_Given exercise_:
Identify the lines in the data below that contain "Pokaż" and give only how many there are.

***** Information supplied

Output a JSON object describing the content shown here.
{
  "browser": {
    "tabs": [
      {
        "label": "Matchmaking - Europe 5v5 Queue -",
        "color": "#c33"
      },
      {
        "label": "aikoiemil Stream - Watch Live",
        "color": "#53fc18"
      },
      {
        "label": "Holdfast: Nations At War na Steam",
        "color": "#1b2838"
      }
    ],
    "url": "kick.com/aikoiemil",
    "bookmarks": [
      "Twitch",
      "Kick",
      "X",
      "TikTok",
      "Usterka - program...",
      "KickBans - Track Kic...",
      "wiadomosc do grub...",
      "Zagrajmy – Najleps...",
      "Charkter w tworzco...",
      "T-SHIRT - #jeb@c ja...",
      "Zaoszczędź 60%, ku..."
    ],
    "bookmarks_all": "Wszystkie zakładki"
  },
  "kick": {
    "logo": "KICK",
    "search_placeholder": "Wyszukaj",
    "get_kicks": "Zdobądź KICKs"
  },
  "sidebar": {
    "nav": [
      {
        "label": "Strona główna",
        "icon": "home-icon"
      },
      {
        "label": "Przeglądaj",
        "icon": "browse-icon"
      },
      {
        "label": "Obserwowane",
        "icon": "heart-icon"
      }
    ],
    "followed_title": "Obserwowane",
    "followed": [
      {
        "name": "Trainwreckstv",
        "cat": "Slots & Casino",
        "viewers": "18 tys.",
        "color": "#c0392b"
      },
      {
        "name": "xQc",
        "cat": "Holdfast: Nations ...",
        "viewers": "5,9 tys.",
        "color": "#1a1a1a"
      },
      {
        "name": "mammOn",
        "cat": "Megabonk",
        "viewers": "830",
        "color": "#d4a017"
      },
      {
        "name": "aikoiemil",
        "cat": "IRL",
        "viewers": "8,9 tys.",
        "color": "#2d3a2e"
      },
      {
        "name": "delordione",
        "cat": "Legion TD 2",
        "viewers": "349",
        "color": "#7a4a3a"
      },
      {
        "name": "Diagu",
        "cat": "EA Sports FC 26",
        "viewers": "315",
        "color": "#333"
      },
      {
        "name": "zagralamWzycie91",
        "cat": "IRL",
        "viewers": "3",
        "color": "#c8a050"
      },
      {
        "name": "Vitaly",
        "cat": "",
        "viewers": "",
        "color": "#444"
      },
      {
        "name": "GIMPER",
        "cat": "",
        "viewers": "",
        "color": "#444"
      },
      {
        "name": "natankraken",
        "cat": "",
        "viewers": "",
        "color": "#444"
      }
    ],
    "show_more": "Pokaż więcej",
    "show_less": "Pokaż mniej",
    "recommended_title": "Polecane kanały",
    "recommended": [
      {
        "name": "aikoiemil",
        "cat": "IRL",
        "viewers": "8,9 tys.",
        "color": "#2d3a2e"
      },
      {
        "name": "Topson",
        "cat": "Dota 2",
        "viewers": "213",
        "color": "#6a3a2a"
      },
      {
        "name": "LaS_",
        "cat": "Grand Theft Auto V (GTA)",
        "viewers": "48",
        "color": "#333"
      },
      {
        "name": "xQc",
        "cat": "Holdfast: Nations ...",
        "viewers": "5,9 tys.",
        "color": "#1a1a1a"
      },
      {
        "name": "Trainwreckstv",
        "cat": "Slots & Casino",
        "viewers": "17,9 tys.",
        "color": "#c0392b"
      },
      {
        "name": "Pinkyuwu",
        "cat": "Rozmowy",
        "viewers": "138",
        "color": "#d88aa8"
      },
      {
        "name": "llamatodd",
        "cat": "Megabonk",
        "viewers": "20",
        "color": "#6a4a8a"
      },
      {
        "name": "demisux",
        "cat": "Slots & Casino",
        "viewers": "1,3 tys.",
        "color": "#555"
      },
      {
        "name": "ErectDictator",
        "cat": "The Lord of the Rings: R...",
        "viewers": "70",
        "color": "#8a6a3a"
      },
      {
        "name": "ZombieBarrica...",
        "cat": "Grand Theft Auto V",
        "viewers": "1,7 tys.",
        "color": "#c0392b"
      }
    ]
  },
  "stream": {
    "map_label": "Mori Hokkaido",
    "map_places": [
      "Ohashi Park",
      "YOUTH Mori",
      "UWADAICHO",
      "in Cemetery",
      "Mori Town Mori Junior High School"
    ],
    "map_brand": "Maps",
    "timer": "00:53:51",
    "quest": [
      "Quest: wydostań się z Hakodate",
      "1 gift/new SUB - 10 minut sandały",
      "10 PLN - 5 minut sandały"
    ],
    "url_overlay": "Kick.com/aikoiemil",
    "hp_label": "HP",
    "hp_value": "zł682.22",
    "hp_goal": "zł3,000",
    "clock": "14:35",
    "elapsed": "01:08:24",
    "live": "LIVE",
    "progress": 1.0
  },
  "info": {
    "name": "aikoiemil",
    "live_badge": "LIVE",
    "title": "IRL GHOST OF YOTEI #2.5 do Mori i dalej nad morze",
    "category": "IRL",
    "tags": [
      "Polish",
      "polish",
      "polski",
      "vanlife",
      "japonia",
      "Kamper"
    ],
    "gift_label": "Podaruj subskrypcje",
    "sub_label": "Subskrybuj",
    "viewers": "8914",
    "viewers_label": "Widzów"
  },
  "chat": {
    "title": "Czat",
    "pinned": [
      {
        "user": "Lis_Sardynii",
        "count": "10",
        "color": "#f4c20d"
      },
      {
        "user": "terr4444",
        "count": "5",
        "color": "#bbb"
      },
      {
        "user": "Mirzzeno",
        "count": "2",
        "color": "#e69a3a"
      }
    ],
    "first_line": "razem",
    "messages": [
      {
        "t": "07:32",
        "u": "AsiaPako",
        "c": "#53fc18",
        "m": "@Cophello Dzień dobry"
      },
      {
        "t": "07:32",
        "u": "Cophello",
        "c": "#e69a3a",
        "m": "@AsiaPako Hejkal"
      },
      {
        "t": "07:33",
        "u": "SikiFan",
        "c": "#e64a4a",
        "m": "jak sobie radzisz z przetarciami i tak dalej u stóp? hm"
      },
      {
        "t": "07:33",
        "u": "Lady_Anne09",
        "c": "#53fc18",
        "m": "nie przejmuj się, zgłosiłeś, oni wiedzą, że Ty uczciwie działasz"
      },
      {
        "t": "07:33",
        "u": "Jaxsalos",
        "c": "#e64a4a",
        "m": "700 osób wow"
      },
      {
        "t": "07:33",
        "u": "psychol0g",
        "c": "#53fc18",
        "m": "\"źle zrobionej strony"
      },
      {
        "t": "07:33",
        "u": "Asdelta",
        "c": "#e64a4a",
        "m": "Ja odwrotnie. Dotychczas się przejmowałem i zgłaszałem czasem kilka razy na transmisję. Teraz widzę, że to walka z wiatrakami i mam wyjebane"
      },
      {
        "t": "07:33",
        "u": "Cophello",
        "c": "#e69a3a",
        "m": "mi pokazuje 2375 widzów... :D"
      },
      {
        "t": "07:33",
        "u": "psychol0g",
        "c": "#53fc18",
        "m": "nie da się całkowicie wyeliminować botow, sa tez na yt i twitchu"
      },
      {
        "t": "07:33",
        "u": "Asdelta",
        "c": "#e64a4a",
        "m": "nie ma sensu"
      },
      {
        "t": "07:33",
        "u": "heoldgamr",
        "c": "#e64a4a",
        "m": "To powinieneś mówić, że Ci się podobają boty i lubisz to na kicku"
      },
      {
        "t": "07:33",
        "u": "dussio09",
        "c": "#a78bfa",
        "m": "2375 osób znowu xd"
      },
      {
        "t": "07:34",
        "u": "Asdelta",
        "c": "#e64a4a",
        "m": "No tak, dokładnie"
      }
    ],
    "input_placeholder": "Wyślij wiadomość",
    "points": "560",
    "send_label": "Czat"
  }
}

**********

_Finished task_:
2